- Supplied records:

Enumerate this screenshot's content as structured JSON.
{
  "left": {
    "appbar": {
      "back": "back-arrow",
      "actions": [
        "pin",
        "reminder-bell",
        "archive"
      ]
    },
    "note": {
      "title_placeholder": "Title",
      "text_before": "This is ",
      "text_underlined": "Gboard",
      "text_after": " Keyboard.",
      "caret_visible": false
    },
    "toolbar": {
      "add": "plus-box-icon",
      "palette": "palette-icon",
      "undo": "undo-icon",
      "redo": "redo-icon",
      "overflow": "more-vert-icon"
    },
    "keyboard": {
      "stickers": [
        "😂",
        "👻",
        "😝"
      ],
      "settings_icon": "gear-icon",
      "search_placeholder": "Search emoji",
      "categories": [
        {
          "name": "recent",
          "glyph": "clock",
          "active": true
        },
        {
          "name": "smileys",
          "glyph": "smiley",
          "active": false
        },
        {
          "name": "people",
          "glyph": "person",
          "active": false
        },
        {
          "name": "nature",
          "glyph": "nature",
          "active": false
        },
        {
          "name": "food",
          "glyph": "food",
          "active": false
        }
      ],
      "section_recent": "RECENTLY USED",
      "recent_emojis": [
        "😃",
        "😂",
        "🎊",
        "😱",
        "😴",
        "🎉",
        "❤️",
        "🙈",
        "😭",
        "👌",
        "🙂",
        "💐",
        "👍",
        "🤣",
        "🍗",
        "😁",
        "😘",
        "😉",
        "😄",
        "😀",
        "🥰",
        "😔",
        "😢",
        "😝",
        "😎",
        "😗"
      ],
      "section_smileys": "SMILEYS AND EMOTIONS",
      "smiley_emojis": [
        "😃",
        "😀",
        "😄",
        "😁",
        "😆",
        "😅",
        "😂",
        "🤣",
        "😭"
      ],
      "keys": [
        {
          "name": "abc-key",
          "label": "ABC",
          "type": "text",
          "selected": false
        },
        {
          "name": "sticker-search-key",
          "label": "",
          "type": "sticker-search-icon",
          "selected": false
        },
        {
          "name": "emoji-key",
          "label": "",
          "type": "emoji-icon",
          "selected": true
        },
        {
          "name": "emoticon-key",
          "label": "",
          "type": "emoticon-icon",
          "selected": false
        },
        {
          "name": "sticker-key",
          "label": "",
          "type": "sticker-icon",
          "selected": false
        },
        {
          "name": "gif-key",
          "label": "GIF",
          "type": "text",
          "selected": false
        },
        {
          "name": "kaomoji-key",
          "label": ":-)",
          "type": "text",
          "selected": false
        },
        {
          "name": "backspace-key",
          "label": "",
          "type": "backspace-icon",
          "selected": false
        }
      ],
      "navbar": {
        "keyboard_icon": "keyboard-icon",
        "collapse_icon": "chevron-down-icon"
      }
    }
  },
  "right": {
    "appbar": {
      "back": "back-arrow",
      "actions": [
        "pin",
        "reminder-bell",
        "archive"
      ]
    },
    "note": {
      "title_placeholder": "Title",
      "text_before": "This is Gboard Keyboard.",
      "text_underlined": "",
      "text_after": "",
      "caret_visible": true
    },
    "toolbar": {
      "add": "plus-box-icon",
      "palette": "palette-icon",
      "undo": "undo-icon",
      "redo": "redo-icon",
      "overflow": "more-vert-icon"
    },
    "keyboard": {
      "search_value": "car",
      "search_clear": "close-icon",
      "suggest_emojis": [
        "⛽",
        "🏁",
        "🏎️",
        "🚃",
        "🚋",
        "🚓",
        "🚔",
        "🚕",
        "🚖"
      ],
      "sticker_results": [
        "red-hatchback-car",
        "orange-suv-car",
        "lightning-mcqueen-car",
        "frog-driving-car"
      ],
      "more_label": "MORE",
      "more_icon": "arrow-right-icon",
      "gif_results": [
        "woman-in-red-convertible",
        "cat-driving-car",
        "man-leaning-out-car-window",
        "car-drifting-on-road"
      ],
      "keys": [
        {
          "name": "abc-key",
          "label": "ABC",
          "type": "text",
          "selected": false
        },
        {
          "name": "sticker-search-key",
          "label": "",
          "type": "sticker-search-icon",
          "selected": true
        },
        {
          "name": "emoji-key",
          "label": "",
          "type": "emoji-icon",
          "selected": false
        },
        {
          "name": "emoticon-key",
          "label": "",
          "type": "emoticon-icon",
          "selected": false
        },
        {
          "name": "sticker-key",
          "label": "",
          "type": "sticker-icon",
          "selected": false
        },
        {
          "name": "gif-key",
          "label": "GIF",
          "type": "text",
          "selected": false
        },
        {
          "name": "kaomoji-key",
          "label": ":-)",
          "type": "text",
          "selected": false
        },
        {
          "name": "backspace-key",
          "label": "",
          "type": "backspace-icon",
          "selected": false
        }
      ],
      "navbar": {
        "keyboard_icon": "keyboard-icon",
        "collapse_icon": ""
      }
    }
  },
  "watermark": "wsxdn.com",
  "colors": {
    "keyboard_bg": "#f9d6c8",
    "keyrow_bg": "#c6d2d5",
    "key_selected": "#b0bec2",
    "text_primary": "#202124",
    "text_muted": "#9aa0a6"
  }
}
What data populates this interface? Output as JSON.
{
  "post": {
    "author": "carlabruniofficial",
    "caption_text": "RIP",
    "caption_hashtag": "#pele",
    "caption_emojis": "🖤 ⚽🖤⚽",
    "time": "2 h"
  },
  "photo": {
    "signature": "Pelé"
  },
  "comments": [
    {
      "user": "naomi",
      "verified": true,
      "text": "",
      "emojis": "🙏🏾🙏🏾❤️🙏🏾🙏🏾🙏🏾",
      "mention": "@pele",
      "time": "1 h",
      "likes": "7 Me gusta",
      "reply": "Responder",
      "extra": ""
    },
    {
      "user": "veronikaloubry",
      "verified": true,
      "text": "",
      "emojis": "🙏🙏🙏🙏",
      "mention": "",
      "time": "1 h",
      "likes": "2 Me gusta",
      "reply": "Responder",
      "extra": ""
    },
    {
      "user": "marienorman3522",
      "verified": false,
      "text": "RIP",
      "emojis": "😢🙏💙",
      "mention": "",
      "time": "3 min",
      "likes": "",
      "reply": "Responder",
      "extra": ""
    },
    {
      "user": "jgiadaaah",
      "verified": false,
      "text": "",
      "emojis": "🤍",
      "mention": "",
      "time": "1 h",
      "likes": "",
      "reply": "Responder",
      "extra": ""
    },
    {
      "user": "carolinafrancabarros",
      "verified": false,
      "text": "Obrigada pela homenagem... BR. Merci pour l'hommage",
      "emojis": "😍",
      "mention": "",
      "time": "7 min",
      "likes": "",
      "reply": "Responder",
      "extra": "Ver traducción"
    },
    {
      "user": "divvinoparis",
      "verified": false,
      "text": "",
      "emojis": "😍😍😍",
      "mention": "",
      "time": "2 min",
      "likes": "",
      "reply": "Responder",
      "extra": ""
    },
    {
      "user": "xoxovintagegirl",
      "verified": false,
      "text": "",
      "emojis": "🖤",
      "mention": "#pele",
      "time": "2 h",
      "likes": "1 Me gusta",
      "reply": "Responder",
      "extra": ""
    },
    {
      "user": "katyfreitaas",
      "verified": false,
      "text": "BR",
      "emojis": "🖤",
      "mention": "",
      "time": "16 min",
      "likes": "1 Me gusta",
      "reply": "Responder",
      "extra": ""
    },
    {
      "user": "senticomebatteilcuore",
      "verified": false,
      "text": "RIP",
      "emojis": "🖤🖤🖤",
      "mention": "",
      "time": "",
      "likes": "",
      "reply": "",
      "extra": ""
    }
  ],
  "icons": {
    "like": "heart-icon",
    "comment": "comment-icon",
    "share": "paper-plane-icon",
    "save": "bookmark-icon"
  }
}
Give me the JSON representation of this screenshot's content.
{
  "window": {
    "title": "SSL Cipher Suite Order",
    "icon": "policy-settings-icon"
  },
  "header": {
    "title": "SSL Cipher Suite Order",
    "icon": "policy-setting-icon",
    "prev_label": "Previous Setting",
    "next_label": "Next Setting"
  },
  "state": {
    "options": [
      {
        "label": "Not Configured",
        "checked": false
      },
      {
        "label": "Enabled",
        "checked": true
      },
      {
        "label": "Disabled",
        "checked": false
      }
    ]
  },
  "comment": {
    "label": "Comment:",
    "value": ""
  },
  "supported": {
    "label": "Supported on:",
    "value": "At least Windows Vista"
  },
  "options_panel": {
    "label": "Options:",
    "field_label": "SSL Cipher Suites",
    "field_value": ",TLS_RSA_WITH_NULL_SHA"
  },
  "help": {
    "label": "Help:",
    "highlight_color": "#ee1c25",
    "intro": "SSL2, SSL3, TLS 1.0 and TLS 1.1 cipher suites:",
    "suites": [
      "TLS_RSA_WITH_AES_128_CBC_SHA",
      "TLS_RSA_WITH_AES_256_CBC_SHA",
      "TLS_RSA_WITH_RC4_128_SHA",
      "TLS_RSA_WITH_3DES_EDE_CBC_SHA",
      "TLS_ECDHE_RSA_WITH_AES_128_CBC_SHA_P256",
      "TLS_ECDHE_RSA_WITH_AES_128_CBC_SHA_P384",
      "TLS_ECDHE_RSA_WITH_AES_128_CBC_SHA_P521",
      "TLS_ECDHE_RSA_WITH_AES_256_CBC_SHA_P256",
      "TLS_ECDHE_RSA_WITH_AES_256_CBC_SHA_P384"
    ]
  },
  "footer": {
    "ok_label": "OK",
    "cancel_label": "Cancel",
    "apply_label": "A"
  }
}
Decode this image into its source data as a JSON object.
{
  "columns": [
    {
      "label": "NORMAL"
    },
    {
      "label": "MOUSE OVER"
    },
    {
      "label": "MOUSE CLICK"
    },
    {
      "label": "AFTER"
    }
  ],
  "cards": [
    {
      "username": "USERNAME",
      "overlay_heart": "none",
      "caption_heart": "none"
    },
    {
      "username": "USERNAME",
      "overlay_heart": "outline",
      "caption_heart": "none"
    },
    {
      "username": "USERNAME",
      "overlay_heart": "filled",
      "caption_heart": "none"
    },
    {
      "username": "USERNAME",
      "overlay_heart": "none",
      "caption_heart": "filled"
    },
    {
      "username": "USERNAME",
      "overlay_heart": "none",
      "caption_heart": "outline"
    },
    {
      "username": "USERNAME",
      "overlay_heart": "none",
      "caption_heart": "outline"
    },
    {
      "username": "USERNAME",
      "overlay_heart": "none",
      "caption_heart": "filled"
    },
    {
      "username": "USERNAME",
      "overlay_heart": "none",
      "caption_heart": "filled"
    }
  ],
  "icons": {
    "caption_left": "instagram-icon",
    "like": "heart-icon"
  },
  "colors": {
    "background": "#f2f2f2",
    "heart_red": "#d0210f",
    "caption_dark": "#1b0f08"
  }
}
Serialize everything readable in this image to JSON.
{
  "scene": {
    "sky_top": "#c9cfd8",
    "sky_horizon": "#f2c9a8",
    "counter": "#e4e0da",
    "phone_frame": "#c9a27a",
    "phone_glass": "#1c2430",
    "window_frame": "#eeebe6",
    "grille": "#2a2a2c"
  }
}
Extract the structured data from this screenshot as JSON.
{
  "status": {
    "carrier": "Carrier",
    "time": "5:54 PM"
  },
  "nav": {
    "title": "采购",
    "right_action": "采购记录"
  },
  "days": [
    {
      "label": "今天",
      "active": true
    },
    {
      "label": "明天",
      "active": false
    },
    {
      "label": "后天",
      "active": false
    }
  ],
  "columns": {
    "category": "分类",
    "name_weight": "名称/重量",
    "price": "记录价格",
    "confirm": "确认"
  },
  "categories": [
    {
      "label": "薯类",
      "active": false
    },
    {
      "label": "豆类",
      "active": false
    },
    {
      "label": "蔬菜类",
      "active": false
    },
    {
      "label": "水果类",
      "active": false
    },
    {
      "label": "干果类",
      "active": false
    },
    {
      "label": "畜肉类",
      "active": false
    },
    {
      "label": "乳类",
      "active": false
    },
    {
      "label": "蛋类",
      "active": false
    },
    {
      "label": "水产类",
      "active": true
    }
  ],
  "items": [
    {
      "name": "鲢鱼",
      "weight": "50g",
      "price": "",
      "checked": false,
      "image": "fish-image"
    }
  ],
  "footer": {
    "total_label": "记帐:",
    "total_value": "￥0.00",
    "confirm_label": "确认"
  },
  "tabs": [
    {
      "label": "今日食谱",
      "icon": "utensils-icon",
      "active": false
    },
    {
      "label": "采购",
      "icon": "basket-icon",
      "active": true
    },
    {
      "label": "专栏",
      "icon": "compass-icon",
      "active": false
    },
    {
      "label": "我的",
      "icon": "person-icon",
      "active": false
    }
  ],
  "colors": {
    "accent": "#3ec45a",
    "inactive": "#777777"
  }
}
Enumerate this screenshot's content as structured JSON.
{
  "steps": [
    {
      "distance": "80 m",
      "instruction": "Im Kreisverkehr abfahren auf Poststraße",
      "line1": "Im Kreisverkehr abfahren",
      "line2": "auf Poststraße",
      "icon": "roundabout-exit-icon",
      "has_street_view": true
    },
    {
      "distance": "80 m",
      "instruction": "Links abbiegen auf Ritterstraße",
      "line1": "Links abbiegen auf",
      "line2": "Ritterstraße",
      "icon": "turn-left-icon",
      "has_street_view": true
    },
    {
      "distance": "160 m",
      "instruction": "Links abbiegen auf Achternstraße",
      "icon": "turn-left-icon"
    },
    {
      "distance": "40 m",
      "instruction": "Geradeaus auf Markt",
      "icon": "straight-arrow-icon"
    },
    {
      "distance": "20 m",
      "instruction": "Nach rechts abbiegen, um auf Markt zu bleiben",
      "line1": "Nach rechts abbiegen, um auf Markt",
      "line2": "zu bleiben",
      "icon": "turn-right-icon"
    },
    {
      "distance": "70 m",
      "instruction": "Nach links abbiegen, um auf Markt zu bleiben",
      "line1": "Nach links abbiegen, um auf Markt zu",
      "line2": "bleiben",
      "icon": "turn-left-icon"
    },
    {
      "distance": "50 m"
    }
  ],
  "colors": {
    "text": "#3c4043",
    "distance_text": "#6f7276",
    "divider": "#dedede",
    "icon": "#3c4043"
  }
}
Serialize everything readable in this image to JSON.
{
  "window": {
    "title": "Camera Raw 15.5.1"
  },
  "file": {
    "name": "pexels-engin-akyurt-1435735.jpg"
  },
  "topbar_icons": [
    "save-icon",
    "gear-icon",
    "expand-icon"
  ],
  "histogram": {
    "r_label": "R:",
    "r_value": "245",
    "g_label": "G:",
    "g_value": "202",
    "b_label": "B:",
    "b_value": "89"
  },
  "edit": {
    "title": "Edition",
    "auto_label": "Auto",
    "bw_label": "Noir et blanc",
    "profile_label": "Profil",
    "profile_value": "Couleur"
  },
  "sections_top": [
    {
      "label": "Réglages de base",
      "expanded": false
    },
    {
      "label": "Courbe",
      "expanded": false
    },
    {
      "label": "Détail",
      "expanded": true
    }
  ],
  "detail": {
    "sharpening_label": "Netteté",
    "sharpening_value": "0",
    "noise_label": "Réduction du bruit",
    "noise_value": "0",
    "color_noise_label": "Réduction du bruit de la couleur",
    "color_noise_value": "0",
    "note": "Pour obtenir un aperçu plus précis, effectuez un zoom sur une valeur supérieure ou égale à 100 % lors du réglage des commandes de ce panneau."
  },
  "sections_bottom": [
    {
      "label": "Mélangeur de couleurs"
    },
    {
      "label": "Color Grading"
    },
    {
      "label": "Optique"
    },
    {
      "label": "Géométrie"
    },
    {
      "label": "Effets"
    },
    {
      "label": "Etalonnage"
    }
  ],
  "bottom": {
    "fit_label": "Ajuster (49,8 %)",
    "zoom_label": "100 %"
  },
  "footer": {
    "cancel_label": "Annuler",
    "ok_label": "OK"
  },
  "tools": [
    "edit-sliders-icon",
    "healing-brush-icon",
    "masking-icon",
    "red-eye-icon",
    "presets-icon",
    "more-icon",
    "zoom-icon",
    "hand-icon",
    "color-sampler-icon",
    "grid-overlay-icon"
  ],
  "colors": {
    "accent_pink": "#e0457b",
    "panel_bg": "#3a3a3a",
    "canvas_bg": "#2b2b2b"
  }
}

- Directions: State how many lines above include the word "bruit", and nothing more.

- Exercise output: 2